** START Record list **

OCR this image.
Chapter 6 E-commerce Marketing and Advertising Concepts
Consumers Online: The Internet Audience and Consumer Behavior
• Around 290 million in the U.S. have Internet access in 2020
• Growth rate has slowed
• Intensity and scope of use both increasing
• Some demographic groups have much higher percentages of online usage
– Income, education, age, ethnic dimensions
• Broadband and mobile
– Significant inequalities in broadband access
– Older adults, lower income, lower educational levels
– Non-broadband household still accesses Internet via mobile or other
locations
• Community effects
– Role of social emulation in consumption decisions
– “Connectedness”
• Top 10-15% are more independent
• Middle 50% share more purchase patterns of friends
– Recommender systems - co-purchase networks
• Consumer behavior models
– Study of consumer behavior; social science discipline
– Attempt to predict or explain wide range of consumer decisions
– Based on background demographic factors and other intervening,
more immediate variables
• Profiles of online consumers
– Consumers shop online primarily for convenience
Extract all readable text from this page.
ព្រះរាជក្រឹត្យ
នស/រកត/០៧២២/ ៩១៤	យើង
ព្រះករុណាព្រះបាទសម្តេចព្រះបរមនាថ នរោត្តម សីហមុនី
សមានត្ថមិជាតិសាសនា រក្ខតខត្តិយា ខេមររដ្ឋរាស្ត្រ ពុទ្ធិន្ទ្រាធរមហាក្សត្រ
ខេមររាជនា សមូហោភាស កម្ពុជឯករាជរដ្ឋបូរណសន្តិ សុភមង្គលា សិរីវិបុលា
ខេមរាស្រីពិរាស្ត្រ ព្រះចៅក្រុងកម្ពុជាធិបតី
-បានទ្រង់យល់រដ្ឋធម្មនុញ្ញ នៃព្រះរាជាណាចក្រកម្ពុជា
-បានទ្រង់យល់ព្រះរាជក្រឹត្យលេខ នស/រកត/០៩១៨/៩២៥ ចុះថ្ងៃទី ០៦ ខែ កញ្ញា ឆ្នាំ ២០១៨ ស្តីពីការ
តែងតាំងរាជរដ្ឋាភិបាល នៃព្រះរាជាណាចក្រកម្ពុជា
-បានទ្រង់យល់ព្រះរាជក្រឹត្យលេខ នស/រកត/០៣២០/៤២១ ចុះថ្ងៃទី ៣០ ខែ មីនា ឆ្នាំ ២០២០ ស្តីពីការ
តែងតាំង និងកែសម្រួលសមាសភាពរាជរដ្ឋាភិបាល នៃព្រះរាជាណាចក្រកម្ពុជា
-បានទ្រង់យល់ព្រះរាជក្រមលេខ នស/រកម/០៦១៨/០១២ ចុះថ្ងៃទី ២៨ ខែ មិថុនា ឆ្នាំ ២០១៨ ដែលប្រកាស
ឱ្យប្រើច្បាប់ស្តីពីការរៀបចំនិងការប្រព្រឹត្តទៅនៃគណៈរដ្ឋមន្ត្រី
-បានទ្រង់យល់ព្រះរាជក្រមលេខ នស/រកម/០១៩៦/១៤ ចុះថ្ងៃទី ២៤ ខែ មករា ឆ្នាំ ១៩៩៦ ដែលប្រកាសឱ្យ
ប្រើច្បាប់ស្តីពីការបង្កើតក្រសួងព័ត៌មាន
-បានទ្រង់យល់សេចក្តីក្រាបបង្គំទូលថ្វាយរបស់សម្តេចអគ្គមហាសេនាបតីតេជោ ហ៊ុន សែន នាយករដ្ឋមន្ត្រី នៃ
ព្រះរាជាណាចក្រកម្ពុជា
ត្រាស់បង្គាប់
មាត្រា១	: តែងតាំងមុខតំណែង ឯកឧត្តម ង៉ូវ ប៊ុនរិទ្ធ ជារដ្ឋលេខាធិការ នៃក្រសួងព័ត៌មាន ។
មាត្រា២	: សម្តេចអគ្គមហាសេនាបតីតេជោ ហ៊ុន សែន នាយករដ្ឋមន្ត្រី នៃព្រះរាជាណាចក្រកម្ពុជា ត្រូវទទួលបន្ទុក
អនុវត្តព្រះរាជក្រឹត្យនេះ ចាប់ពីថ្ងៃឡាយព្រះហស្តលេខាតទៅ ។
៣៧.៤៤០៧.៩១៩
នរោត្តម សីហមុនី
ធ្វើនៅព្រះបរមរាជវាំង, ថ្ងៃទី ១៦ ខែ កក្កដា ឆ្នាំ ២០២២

** END Record list **

**To do:** Pull out every line of the records that includes the string "more".

**Result:**
• Top 10-15% are more independent
• Middle 50% share more purchase patterns of friends
more immediate variables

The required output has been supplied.